§ **Aim**:
Copy out every line exactly as given.
• • • • • • •
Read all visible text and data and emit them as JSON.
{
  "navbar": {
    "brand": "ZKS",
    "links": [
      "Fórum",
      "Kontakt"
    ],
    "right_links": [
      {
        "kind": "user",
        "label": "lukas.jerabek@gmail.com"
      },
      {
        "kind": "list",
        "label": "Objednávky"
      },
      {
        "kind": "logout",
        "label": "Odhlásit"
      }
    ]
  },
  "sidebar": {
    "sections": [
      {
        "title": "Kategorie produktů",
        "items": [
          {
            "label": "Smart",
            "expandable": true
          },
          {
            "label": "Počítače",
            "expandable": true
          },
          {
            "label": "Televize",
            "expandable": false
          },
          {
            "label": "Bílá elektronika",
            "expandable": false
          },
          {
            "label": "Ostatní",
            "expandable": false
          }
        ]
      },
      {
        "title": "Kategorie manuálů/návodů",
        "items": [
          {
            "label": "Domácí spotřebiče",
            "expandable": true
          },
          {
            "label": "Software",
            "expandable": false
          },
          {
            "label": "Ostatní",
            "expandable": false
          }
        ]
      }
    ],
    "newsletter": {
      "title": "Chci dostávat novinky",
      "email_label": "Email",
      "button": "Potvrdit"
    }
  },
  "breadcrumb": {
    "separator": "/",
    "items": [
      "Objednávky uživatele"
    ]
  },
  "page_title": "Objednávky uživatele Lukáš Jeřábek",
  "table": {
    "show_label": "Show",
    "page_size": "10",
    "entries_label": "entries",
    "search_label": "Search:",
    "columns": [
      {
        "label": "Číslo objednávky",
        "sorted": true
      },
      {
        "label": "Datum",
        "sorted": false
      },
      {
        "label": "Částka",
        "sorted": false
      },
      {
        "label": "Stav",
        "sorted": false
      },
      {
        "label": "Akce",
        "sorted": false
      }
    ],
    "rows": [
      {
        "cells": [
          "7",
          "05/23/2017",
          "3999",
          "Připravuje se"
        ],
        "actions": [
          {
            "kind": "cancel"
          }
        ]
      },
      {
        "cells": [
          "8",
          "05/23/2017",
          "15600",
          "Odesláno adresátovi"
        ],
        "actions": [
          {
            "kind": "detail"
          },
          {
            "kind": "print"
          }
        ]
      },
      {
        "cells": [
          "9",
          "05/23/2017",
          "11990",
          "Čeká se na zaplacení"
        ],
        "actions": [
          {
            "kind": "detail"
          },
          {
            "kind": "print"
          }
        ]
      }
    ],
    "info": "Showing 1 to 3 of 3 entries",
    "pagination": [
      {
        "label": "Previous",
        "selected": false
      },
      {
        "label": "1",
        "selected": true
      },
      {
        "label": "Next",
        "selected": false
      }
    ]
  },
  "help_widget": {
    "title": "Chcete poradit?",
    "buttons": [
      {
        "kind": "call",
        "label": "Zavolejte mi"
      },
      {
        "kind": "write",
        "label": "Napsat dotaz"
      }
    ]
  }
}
• • • • • • •
§ **Result for this exercise**:
Read all visible text and data and emit them as JSON.
{
  "navbar": {
    "brand": "ZKS",
    "links": [
      "Fórum",
      "Kontakt"
    ],
    "right_links": [
      {
        "kind": "user",
        "label": "lukas.jerabek@gmail.com"
      },
      {
        "kind": "list",
        "label": "Objednávky"
      },
      {
        "kind": "logout",
        "label": "Odhlásit"
      }
    ]
  },
  "sidebar": {
    "sections": [
      {
        "title": "Kategorie produktů",
        "items": [
          {
            "label": "Smart",
            "expandable": true
          },
          {
            "label": "Počítače",
            "expandable": true
          },
          {
            "label": "Televize",
            "expandable": false
          },
          {
            "label": "Bílá elektronika",
            "expandable": false
          },
          {
            "label": "Ostatní",
            "expandable": false
          }
        ]
      },
      {
        "title": "Kategorie manuálů/návodů",
        "items": [
          {
            "label": "Domácí spotřebiče",
            "expandable": true
          },
          {
            "label": "Software",
            "expandable": false
          },
          {
            "label": "Ostatní",
            "expandable": false
          }
        ]
      }
    ],
    "newsletter": {
      "title": "Chci dostávat novinky",
      "email_label": "Email",
      "button": "Potvrdit"
    }
  },
  "breadcrumb": {
    "separator": "/",
    "items": [
      "Objednávky uživatele"
    ]
  },
  "page_title": "Objednávky uživatele Lukáš Jeřábek",
  "table": {
    "show_label": "Show",
    "page_size": "10",
    "entries_label": "entries",
    "search_label": "Search:",
    "columns": [
      {
        "label": "Číslo objednávky",
        "sorted": true
      },
      {
        "label": "Datum",
        "sorted": false
      },
      {
        "label": "Částka",
        "sorted": false
      },
      {
        "label": "Stav",
        "sorted": false
      },
      {
        "label": "Akce",
        "sorted": false
      }
    ],
    "rows": [
      {
        "cells": [
          "7",
          "05/23/2017",
          "3999",
          "Připravuje se"
        ],
        "actions": [
          {
            "kind": "cancel"
          }
        ]
      },
      {
        "cells": [
          "8",
          "05/23/2017",
          "15600",
          "Odesláno adresátovi"
        ],
        "actions": [
          {
            "kind": "detail"
          },
          {
            "kind": "print"
          }
        ]
      },
      {
        "cells": [
          "9",
          "05/23/2017",
          "11990",
          "Čeká se na zaplacení"
        ],
        "actions": [
          {
            "kind": "detail"
          },
          {
            "kind": "print"
          }
        ]
      }
    ],
    "info": "Showing 1 to 3 of 3 entries",
    "pagination": [
      {
        "label": "Previous",
        "selected": false
      },
      {
        "label": "1",
        "selected": true
      },
      {
        "label": "Next",
        "selected": false
      }
    ]
  },
  "help_widget": {
    "title": "Chcete poradit?",
    "buttons": [
      {
        "kind": "call",
        "label": "Zavolejte mi"
      },
      {
        "kind": "write",
        "label": "Napsat dotaz"
      }
    ]
  }
}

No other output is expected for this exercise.